For Immediate Release
October 17, 2014
Dr. Kara Turner, 443-885-3350, or
Dr. Tiffany Mfume, 443-885-3651

University seeing historic highs in student success

Morgan State University is celebrating its success in student enrollment, retention and graduation rates, and in an increase in the diversity of its student body with news that first-time freshman numbers rose to 1,058 students, up by 19 percent this academic year compared with the same period a year ago. The University also saw a three percent increase in new transfer students over last year, an eight percent rise in the number of graduate students,  and a 10 percent increase in both Hispanic and international students. The graduate student enrollment is at an historic high for Morgan.

“This is great news for us because it reverses a recent enrollment decline brought on by changes in the federal Parent-plus loan guidelines,” said Morgan President David Wilson. “The news is even better given the fact that the improvements spread across the spectrum at Morgan brought on by several new programs that we have implemented to not only attract more students to the University but to ensure their success once they get here. In light of what we’re reading about other public universities in Maryland suffering declines in enrollment, and in retention and graduation rates, Morgan is moving in the opposite direction. Our enrollment management staff has done a commendable job.”

“Morgan is an extraordinarily vibrant and exciting place to be right now, and prospective students are recognizing that,” said Dr. Kara Turner, associate provost for enrollment management. “From our new School of Global Journalism and Communication, our award-winning Center for the Built Environment and Infrastructure Studies, and our almost-completed $80 million new School of Business and Management building, to our expanding study-abroad and internship programs, we have so much to offer a diverse array of students.”

To be done =>
a) List each student group that the Morgan State enrollment press release reports as growing, along with the percentage increase it gives for that group.
b) Summarize the Morgan State enrollment press release in two sentences.
Nothing here depends on the rows.

Extracted information =>
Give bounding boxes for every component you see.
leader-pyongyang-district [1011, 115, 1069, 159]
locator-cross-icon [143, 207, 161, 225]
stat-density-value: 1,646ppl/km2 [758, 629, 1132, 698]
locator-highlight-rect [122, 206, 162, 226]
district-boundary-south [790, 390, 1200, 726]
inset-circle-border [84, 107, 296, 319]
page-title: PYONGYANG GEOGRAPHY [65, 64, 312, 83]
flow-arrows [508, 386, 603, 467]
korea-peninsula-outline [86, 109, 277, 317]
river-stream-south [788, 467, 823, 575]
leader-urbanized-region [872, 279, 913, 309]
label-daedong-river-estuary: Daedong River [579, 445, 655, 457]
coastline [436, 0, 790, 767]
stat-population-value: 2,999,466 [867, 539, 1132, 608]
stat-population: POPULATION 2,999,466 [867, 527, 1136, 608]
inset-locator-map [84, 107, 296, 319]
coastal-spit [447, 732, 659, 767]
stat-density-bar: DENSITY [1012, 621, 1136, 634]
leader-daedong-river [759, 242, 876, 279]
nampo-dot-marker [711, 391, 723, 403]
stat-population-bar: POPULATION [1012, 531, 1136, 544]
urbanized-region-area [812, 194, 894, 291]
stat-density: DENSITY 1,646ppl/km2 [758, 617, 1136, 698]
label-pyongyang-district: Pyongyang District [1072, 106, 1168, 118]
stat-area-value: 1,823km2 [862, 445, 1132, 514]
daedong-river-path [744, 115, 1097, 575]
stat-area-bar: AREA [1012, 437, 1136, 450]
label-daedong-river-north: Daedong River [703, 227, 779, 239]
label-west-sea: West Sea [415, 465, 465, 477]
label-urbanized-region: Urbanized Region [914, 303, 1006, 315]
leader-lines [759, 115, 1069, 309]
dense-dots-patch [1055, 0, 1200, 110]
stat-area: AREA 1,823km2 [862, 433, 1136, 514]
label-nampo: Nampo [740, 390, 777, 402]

Expected outputs =>
a)
- First-time freshmen: 19 percent
- New transfer students: three percent
- Graduate students: eight percent
- Hispanic students: 10 percent
- International students: 10 percent

b) Morgan State University reports gains in enrollment, retention, graduation rates, and diversity, including a 19 percent rise in first-time freshmen to 1,058 students and a record high in graduate enrollment. President David Wilson says the gains reverse a recent enrollment decline and credits new programs, and Dr. Kara Turner points to new schools, facilities, and expanding study-abroad and internship programs as draws for a diverse range of students.